- Your goal
For each line below that contains the string "chevron", copy that line.

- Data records
○ ○ ○ ○ ○
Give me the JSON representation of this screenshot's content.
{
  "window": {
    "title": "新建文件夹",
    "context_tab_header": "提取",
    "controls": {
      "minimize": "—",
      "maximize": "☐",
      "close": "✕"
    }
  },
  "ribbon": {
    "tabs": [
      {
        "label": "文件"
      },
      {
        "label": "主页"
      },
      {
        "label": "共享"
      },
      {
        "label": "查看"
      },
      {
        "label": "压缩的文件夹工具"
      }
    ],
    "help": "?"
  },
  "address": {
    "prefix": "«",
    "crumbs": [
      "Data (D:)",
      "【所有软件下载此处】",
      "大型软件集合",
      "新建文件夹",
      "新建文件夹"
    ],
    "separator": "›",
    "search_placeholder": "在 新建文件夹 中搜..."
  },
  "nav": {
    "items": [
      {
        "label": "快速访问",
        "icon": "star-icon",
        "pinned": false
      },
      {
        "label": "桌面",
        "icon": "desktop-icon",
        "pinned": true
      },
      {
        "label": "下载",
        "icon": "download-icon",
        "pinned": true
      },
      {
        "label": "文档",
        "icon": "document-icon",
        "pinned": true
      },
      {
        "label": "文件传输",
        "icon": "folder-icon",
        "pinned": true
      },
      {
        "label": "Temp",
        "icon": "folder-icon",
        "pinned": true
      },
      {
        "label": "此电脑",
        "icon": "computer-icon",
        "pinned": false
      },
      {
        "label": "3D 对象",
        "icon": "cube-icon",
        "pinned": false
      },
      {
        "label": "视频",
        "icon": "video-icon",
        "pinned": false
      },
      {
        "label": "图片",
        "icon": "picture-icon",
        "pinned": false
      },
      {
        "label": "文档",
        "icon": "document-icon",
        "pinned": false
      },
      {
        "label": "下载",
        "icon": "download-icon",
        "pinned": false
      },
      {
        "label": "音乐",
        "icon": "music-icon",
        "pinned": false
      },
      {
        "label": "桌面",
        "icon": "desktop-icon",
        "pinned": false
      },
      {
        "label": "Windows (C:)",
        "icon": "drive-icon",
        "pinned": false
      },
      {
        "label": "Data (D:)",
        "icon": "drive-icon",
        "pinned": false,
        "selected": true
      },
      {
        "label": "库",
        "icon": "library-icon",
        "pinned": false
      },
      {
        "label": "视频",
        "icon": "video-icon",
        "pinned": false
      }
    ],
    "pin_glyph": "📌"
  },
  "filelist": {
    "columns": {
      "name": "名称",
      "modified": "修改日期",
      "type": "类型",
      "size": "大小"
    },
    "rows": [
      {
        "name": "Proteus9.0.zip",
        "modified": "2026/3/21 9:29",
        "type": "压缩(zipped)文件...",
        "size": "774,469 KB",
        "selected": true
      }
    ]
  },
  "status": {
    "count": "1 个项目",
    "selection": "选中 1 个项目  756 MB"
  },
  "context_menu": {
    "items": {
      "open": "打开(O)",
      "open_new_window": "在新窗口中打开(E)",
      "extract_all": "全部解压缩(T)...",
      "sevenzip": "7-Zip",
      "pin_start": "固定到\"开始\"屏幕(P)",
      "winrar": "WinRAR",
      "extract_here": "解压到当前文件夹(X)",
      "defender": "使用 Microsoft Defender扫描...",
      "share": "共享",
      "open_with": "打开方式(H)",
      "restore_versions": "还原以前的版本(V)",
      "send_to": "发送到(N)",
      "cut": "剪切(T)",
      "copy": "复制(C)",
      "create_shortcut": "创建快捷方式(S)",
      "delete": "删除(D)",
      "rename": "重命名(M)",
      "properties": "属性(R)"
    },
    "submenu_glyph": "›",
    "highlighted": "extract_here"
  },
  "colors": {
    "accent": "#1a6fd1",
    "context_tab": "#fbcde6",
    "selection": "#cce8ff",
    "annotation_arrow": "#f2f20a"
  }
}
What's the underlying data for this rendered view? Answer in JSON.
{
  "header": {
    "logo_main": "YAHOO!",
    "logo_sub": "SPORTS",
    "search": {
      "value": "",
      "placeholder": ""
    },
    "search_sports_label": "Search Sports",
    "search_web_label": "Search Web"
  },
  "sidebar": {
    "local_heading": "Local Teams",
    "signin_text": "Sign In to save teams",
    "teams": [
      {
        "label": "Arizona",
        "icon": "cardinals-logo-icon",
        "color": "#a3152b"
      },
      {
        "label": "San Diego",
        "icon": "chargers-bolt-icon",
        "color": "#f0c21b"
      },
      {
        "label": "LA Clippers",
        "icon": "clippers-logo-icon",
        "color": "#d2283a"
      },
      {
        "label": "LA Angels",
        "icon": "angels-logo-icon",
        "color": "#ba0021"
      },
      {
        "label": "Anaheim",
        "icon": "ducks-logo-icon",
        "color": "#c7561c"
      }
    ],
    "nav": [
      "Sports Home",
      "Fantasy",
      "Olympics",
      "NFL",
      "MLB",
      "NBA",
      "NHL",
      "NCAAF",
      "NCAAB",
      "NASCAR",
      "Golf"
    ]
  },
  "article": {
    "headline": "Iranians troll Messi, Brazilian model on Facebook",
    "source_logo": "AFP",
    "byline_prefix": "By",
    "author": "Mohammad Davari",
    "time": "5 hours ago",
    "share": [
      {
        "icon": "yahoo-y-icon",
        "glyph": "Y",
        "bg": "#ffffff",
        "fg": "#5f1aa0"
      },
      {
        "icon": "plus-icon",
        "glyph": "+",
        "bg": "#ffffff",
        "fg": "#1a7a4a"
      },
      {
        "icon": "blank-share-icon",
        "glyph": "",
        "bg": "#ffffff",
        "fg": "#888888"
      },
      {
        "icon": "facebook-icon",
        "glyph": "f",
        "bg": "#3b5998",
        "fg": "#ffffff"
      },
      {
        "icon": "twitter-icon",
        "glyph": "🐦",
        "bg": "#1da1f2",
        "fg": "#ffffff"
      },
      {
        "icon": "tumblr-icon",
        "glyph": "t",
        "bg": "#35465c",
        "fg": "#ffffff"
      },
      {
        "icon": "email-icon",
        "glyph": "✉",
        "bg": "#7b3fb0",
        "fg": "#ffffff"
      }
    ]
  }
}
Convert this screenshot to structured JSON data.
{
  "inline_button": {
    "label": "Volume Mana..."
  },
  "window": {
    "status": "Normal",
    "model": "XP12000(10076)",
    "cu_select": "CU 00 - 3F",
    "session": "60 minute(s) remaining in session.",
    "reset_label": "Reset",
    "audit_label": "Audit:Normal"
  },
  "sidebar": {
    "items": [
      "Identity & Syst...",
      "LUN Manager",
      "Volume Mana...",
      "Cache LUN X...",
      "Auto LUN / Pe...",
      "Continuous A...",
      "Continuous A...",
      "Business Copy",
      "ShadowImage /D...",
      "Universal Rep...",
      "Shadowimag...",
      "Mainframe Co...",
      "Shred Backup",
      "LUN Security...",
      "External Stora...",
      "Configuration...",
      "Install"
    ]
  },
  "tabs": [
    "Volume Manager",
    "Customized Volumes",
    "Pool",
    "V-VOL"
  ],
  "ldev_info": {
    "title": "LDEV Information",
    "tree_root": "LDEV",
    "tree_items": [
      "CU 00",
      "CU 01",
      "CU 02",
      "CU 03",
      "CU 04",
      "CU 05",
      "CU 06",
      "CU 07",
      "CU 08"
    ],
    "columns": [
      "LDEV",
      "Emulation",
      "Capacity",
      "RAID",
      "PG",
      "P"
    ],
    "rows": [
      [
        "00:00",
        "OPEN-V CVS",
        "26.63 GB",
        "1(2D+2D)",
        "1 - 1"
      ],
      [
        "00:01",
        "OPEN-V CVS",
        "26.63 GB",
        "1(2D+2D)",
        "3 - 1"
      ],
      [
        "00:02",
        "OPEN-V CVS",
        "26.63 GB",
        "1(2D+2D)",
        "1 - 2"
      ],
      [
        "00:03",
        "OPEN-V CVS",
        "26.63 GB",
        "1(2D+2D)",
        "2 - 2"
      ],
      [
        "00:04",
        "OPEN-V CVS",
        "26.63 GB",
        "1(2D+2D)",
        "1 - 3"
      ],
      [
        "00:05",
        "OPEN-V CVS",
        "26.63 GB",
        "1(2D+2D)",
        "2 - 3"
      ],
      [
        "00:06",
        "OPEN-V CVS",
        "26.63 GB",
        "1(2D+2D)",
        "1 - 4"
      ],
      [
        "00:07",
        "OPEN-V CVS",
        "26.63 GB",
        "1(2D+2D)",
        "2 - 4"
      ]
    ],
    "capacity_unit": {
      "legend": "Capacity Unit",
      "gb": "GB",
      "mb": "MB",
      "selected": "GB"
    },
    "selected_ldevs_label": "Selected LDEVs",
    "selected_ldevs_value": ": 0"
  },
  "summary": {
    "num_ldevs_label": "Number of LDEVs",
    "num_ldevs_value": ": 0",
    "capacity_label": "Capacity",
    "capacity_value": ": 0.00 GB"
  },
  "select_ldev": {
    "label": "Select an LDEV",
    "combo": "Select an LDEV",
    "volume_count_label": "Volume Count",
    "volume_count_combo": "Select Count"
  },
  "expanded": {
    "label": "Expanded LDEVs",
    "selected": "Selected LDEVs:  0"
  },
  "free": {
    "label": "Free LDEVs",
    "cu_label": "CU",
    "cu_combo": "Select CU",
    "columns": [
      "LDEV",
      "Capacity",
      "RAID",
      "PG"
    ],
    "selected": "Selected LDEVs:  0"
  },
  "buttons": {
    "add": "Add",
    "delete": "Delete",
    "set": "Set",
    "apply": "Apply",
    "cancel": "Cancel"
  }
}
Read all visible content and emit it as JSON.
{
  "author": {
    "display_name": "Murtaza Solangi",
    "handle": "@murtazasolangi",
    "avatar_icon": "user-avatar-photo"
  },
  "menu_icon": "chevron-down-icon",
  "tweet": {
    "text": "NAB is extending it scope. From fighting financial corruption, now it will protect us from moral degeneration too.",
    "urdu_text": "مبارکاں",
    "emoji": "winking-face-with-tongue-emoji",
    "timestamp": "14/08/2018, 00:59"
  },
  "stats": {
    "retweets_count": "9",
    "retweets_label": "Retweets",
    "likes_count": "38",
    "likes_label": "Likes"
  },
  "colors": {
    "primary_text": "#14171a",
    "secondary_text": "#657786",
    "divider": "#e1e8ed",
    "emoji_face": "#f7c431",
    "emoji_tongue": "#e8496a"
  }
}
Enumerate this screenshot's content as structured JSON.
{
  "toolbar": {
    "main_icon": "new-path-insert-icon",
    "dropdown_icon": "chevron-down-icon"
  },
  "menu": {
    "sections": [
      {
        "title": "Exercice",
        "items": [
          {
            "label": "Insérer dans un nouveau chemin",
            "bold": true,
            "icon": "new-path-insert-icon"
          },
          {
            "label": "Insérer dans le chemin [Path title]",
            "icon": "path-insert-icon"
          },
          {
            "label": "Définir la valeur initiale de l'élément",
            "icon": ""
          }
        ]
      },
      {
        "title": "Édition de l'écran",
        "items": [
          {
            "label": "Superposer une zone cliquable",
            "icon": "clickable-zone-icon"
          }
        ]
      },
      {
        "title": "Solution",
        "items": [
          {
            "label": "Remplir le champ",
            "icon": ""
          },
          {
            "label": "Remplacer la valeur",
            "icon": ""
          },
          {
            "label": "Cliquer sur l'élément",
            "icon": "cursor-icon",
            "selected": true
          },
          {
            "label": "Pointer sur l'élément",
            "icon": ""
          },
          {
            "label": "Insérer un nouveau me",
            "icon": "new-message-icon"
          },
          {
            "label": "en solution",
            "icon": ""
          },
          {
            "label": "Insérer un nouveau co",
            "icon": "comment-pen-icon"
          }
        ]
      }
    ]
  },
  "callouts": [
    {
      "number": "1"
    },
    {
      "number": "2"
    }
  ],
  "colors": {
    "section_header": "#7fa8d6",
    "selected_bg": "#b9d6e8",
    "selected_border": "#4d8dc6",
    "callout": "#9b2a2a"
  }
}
○ ○ ○ ○ ○
- Result below
  "menu_icon": "chevron-down-icon",
    "dropdown_icon": "chevron-down-icon"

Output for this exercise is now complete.